Problem details: Search the material below for the string "describing" and extract each line that has it.

[Stored data]

---------------

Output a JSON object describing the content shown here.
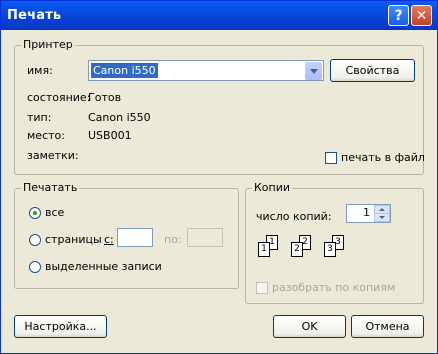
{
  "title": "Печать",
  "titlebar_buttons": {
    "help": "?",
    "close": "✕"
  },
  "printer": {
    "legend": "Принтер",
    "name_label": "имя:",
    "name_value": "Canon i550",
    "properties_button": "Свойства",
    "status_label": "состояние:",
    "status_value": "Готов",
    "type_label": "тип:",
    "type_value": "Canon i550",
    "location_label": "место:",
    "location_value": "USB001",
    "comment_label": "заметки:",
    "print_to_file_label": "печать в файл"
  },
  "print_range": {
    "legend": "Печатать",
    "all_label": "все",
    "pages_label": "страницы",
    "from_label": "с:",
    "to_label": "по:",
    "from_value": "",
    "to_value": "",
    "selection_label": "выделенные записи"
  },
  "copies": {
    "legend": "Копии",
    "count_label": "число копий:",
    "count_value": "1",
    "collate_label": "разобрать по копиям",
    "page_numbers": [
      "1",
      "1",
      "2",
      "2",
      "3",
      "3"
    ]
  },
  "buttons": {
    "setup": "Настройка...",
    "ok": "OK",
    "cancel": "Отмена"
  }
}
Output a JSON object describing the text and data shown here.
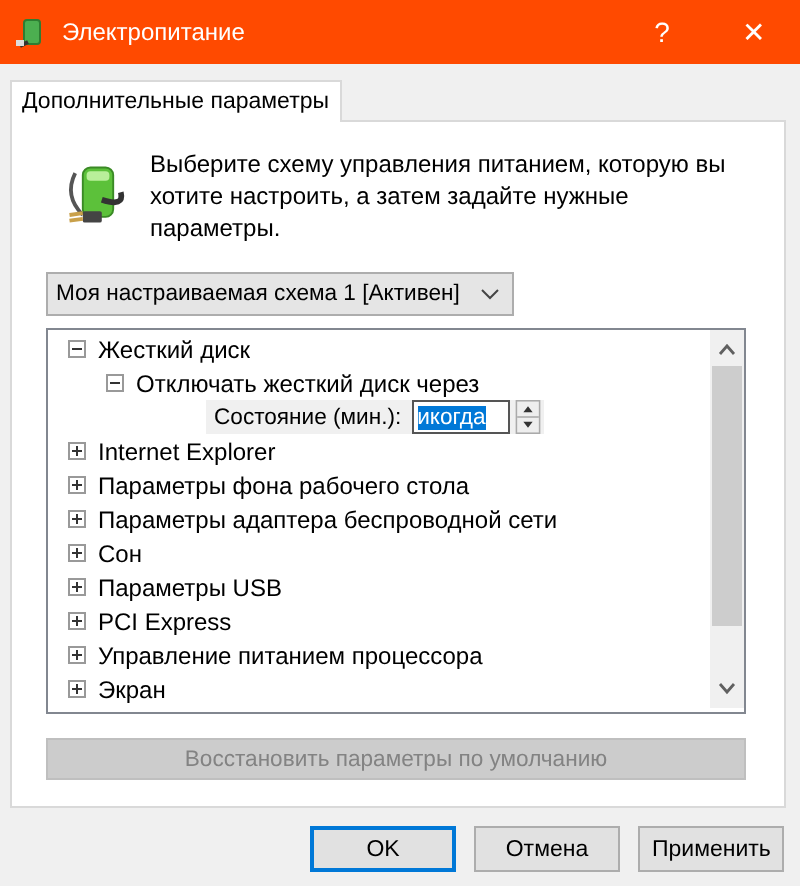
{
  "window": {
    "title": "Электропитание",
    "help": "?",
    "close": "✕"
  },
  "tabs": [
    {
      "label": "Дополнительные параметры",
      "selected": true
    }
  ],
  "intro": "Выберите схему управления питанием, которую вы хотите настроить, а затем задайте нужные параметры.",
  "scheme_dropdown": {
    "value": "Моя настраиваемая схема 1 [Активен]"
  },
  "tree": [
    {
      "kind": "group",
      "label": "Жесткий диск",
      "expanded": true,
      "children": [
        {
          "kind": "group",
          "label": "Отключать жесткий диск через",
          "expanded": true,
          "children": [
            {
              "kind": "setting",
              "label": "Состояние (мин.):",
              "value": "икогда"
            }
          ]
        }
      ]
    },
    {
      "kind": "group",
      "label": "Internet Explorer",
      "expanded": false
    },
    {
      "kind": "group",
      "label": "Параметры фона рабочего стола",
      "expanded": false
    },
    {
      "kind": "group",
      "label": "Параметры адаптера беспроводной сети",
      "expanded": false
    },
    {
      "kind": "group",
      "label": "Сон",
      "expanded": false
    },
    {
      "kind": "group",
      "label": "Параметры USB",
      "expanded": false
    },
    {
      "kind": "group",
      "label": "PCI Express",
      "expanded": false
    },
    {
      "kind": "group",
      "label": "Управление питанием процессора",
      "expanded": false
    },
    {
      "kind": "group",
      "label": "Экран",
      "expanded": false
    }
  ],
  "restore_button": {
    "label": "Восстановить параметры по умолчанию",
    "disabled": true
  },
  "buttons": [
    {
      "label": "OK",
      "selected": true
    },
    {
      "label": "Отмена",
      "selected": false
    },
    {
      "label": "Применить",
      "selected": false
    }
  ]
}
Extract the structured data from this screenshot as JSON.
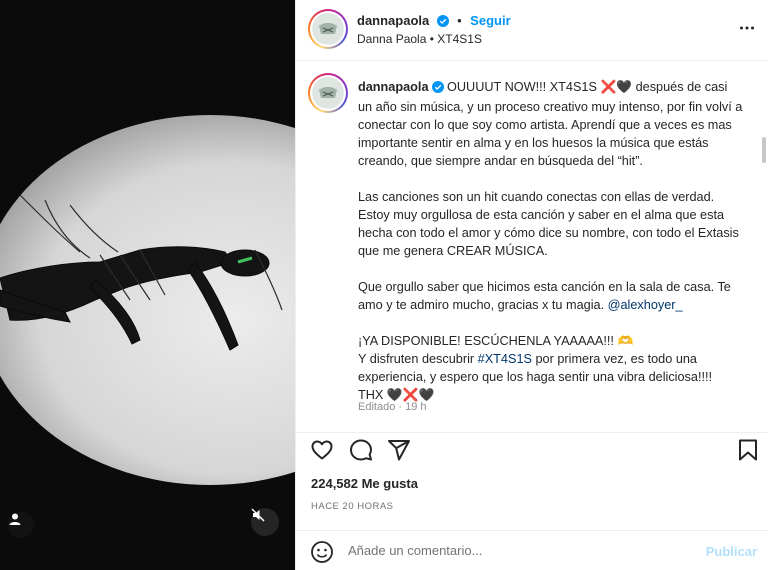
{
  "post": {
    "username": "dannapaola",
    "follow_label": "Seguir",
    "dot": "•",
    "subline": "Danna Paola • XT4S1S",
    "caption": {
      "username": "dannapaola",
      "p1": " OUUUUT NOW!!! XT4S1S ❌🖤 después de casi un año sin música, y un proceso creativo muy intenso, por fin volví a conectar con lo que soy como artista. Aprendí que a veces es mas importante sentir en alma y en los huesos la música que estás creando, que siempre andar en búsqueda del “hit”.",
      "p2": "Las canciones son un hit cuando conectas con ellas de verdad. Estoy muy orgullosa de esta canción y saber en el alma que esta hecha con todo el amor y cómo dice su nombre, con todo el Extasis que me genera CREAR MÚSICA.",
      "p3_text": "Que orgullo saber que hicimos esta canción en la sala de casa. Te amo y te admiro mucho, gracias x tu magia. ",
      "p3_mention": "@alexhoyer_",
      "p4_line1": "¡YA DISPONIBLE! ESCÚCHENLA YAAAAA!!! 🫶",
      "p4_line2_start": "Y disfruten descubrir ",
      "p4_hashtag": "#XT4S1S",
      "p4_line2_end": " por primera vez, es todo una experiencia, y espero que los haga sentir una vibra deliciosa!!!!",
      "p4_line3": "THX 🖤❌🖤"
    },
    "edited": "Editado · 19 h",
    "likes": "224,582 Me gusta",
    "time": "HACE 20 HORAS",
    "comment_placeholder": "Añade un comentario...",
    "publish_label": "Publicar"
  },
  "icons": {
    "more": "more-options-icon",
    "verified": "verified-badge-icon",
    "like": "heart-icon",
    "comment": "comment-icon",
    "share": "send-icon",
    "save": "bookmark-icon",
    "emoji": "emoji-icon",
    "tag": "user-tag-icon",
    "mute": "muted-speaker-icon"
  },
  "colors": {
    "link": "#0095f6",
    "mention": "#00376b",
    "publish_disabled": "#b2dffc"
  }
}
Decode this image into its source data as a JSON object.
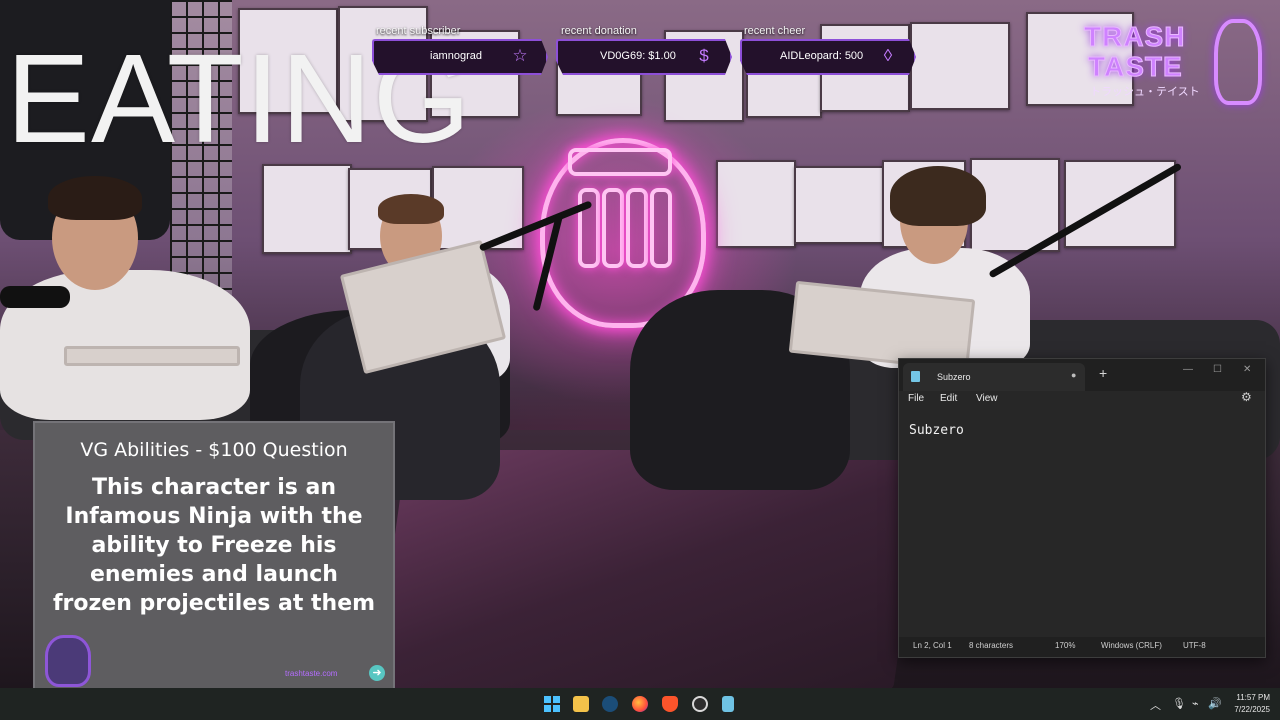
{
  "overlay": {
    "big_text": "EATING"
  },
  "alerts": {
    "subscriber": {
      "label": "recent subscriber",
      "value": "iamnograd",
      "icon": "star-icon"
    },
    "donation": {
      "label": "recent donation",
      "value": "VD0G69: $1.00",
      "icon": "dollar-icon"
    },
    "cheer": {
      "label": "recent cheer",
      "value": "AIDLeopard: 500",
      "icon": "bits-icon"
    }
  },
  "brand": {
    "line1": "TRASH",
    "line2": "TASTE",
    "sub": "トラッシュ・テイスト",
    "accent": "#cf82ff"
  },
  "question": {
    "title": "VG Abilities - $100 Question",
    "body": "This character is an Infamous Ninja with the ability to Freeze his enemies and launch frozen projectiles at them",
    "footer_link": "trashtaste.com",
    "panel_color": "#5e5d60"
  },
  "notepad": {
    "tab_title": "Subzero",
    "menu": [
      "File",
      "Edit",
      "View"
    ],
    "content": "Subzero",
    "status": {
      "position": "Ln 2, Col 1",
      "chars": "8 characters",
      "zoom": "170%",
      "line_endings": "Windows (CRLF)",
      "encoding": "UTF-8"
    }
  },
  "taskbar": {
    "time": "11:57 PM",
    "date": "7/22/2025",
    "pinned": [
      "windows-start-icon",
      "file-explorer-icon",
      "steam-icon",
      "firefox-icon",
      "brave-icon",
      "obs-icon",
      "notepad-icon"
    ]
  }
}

---------------

Finished task:
Output a JSON object describing the content shown here.
Output a JSON object describing the text and data shown here.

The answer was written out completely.